- Problem requirements: Copy out the final stretch of the listing: the line that contains "Extract the structured" and all lines after it, exactly as they appear.

- Data shown:
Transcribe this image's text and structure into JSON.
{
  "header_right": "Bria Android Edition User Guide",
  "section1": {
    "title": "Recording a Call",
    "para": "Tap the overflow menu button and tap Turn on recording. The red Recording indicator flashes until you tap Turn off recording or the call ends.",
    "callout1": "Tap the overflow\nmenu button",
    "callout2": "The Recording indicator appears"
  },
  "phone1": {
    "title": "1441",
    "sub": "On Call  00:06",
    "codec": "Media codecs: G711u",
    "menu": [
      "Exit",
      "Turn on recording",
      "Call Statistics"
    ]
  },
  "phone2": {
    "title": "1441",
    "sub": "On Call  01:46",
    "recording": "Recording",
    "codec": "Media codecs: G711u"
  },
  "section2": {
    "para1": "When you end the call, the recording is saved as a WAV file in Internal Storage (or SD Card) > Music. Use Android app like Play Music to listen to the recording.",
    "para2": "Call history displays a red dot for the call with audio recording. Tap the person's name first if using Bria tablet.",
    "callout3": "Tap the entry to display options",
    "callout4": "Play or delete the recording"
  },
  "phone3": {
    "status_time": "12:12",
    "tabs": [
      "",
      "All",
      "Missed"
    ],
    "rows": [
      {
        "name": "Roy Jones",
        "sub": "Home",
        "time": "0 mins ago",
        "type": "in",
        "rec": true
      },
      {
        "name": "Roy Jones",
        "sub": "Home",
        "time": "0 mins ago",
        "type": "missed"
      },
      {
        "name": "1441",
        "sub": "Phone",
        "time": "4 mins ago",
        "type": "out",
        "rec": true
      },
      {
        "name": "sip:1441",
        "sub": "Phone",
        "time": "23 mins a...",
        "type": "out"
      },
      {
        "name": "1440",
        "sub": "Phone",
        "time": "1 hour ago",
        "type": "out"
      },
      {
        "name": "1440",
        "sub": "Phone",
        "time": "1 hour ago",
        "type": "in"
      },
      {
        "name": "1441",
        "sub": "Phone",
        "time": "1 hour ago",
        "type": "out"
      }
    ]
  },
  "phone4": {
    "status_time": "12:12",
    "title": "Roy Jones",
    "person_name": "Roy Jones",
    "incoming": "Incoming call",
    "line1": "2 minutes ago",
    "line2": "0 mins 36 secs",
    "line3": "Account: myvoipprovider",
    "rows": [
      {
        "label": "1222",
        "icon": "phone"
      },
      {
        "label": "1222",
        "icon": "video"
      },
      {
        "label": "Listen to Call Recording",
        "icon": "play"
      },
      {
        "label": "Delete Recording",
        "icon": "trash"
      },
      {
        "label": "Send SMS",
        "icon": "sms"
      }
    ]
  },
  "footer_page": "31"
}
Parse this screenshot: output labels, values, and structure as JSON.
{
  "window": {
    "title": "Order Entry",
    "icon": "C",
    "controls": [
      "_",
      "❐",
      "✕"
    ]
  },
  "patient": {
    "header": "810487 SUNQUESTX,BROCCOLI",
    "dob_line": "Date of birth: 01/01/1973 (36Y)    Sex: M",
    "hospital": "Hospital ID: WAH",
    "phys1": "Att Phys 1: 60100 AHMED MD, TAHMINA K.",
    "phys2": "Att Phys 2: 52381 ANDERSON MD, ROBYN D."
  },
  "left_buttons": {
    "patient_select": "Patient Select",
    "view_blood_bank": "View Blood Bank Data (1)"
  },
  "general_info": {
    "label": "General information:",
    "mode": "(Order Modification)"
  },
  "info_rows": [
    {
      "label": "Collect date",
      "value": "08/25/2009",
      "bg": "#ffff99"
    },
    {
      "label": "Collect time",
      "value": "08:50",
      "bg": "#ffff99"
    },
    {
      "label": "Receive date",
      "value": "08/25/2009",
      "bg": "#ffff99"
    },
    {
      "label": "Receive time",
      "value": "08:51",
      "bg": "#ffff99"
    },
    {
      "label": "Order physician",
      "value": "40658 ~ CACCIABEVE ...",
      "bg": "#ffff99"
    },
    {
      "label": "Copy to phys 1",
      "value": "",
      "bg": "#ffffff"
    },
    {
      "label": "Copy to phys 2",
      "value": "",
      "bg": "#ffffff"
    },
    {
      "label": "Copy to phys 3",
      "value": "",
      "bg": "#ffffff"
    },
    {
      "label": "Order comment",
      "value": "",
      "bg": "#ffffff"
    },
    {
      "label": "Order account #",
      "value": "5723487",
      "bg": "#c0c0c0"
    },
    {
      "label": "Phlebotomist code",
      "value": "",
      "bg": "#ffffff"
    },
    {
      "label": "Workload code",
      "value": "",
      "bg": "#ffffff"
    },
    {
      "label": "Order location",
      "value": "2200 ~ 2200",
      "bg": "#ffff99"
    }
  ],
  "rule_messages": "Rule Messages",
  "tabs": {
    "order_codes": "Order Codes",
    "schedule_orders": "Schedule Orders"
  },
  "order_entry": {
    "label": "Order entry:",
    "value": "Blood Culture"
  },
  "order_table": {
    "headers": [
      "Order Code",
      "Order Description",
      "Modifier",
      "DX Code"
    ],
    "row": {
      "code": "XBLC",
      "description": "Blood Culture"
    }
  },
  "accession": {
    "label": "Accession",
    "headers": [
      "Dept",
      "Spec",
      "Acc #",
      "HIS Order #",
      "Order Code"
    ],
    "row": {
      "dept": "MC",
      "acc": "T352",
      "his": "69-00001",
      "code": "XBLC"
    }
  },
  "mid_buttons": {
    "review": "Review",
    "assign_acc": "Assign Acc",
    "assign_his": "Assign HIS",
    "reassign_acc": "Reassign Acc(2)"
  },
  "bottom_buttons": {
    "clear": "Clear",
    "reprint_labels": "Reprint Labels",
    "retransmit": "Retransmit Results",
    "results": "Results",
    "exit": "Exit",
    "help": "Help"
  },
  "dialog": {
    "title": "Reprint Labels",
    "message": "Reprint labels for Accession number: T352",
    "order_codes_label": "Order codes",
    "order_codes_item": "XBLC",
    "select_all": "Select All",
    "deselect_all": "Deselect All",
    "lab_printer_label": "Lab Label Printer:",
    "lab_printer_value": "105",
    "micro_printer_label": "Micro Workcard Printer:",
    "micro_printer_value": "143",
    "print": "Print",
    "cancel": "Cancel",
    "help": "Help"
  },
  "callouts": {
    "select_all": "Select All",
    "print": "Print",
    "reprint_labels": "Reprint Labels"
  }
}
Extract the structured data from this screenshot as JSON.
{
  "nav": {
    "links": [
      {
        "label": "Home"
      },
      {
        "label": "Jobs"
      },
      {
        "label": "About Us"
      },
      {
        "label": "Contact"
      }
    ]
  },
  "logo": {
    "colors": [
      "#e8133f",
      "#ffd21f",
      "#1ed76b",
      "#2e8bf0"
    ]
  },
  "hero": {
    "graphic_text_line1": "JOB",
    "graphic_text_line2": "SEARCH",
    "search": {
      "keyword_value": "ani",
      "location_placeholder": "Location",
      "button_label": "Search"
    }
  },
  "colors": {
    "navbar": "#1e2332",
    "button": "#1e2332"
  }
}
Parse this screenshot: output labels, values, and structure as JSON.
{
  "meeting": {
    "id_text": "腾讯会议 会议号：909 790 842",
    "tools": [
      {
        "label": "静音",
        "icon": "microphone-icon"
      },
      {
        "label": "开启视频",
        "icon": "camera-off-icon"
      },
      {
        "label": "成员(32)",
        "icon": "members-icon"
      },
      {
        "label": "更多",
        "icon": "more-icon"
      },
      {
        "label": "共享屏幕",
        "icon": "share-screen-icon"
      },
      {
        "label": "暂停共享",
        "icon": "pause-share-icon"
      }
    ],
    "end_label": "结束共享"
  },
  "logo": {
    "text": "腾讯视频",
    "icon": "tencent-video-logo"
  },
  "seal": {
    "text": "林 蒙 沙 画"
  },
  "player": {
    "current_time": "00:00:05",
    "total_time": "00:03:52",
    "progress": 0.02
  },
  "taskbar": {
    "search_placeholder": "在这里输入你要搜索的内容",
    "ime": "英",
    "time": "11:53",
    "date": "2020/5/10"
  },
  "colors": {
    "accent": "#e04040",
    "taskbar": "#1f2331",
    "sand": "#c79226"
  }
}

- Expected answer:
Extract the structured data from this screenshot as JSON.
{
  "nav": {
    "links": [
      {
        "label": "Home"
      },
      {
        "label": "Jobs"
      },
      {
        "label": "About Us"
      },
      {
        "label": "Contact"
      }
    ]
  },
  "logo": {
    "colors": [
      "#e8133f",
      "#ffd21f",
      "#1ed76b",
      "#2e8bf0"
    ]
  },
  "hero": {
    "graphic_text_line1": "JOB",
    "graphic_text_line2": "SEARCH",
    "search": {
      "keyword_value": "ani",
      "location_placeholder": "Location",
      "button_label": "Search"
    }
  },
  "colors": {
    "navbar": "#1e2332",
    "button": "#1e2332"
  }
}
Parse this screenshot: output labels, values, and structure as JSON.
{
  "meeting": {
    "id_text": "腾讯会议 会议号：909 790 842",
    "tools": [
      {
        "label": "静音",
        "icon": "microphone-icon"
      },
      {
        "label": "开启视频",
        "icon": "camera-off-icon"
      },
      {
        "label": "成员(32)",
        "icon": "members-icon"
      },
      {
        "label": "更多",
        "icon": "more-icon"
      },
      {
        "label": "共享屏幕",
        "icon": "share-screen-icon"
      },
      {
        "label": "暂停共享",
        "icon": "pause-share-icon"
      }
    ],
    "end_label": "结束共享"
  },
  "logo": {
    "text": "腾讯视频",
    "icon": "tencent-video-logo"
  },
  "seal": {
    "text": "林 蒙 沙 画"
  },
  "player": {
    "current_time": "00:00:05",
    "total_time": "00:03:52",
    "progress": 0.02
  },
  "taskbar": {
    "search_placeholder": "在这里输入你要搜索的内容",
    "ime": "英",
    "time": "11:53",
    "date": "2020/5/10"
  },
  "colors": {
    "accent": "#e04040",
    "taskbar": "#1f2331",
    "sand": "#c79226"
  }
}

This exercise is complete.